Identify the lines that include the word "México", then copy all of them.

(Excerpts from a figure dataset)
= = = =
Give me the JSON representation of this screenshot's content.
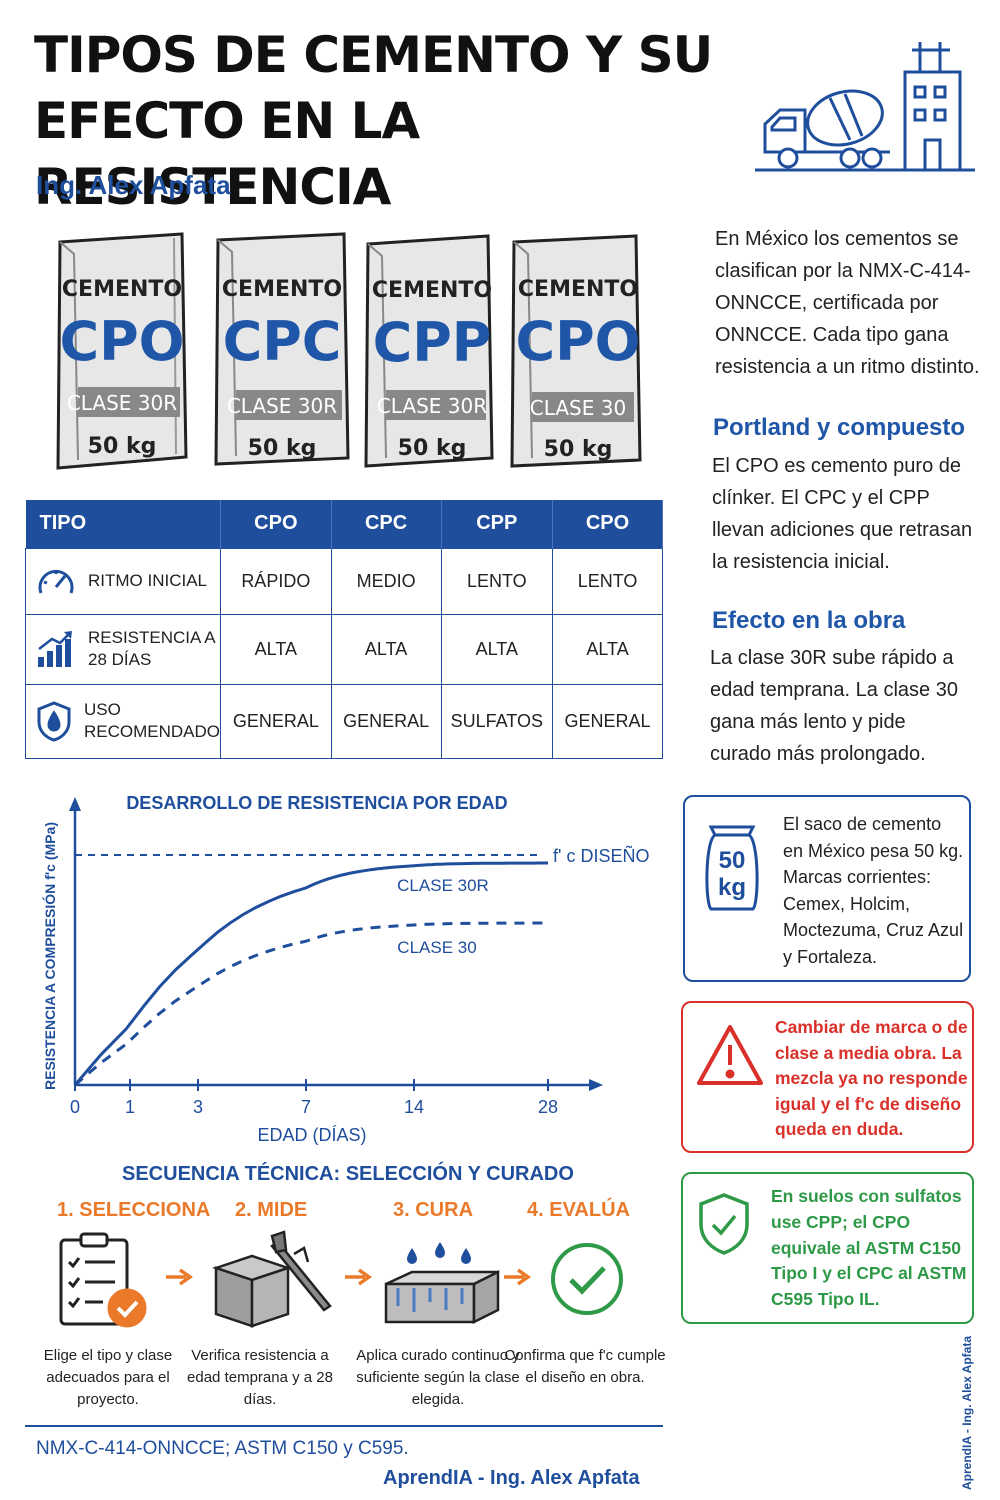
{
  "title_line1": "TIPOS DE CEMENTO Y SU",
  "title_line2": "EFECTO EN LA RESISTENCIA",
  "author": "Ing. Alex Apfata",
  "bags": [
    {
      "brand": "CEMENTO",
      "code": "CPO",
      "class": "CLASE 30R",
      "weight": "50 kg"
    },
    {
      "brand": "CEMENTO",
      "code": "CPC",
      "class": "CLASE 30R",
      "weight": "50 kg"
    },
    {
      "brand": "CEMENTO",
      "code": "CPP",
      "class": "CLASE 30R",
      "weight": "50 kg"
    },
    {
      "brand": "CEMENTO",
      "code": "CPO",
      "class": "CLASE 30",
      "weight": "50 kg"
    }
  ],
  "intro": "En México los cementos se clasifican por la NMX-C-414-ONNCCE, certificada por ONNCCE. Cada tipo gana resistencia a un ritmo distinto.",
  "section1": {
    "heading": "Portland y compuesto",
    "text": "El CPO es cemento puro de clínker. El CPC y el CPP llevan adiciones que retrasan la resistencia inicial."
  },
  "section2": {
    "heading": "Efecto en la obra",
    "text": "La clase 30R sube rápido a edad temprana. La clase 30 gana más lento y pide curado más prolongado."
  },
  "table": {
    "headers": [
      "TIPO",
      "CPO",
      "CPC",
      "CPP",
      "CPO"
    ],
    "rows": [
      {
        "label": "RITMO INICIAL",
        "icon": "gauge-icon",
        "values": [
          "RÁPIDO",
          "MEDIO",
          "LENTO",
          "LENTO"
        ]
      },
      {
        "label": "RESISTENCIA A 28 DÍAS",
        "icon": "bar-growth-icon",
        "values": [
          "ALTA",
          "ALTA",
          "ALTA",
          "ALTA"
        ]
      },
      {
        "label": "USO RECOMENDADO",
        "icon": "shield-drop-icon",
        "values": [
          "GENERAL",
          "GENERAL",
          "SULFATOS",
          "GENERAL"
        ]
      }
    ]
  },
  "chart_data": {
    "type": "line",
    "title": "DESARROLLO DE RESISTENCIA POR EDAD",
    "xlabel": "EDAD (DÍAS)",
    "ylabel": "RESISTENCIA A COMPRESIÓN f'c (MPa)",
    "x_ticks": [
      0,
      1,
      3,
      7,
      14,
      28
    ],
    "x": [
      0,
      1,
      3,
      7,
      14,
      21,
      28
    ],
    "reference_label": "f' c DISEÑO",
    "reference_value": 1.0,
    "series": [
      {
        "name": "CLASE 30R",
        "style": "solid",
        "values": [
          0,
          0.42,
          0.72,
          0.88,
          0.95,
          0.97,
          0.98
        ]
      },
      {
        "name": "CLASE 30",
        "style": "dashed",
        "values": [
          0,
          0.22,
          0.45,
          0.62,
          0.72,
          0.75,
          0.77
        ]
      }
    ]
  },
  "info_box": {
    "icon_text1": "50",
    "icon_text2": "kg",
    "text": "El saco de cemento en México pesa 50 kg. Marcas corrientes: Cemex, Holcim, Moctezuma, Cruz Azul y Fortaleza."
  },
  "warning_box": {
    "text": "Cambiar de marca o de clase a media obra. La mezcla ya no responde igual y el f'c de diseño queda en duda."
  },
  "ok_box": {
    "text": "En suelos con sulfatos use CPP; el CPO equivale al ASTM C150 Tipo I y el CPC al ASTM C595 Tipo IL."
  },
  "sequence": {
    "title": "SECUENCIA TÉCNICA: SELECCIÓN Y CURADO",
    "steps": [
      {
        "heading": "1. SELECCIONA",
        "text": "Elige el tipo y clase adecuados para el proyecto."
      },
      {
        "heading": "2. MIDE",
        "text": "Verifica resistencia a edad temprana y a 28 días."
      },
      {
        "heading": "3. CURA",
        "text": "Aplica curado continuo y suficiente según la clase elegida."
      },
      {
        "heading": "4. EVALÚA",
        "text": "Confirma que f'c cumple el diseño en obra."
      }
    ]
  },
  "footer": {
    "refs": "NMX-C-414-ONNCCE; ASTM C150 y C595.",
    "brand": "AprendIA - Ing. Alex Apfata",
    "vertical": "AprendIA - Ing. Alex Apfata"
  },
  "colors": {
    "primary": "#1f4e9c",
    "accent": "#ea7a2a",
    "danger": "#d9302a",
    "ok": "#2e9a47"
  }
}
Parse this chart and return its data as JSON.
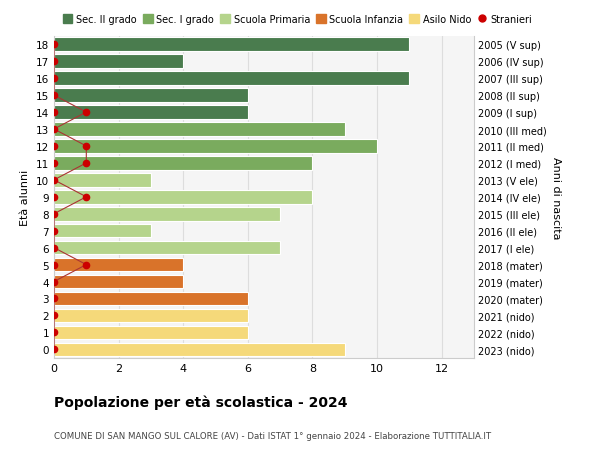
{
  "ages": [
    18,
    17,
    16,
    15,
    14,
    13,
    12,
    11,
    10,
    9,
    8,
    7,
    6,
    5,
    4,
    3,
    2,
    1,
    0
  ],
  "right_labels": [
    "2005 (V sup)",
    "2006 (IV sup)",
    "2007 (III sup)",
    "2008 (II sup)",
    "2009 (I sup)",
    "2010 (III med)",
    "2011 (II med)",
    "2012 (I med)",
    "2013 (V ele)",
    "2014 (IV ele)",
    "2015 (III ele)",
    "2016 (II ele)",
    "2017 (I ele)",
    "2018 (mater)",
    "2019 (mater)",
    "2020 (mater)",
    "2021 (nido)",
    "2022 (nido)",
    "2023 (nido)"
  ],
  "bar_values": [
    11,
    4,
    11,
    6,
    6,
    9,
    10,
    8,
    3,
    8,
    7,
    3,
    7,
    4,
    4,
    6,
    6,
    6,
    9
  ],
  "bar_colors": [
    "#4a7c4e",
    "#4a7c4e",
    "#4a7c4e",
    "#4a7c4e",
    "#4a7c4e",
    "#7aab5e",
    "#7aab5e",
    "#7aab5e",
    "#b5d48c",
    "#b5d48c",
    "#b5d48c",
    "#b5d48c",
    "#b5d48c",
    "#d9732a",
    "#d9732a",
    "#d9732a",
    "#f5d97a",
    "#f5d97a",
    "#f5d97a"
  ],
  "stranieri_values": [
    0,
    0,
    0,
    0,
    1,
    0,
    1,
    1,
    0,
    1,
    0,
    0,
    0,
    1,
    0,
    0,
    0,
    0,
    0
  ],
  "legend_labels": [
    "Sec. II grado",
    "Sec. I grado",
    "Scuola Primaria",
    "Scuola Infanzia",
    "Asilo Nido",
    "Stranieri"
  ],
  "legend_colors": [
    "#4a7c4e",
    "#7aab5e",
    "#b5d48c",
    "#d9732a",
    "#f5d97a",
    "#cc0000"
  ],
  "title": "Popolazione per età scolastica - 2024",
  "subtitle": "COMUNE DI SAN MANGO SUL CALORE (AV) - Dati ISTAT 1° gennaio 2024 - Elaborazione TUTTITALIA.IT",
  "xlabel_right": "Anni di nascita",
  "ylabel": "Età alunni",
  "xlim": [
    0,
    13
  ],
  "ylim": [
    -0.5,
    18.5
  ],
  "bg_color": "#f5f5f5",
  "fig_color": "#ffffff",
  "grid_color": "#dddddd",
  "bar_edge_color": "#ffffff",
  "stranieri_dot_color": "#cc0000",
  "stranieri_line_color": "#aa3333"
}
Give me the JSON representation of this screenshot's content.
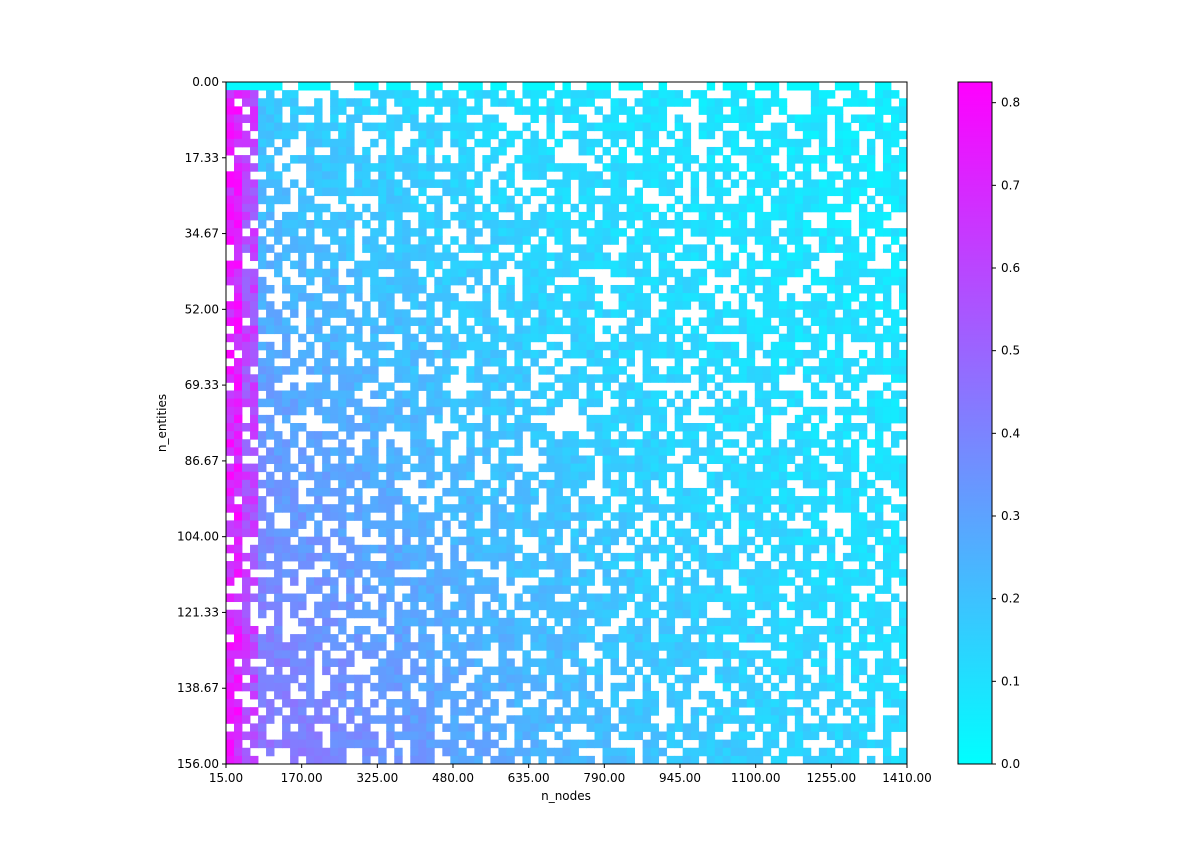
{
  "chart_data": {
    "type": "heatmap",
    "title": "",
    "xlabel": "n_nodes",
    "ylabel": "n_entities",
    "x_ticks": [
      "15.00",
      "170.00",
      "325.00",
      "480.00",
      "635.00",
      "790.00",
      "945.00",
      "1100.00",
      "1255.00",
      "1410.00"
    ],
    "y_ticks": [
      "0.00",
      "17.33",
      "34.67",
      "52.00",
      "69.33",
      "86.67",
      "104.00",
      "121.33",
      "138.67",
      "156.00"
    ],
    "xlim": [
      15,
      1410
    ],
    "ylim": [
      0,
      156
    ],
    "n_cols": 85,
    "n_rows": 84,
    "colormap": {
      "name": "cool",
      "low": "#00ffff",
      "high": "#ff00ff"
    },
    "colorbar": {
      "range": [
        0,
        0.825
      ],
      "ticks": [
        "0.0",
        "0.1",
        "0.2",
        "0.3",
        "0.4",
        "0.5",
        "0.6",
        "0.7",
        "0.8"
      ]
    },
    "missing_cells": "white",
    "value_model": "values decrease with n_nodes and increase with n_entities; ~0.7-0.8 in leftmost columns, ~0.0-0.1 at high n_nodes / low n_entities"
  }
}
= = = =
= FINISHED EXERCISE =
  "intro": "En México los cementos se clasifican por la NMX-C-414-ONNCCE, certificada por ONNCCE. Cada tipo gana resistencia a un ritmo distinto.",
    "text": "El saco de cemento en México pesa 50 kg. Marcas corrientes: Cemex, Holcim, Moctezuma, Cruz Azul y Fortaleza."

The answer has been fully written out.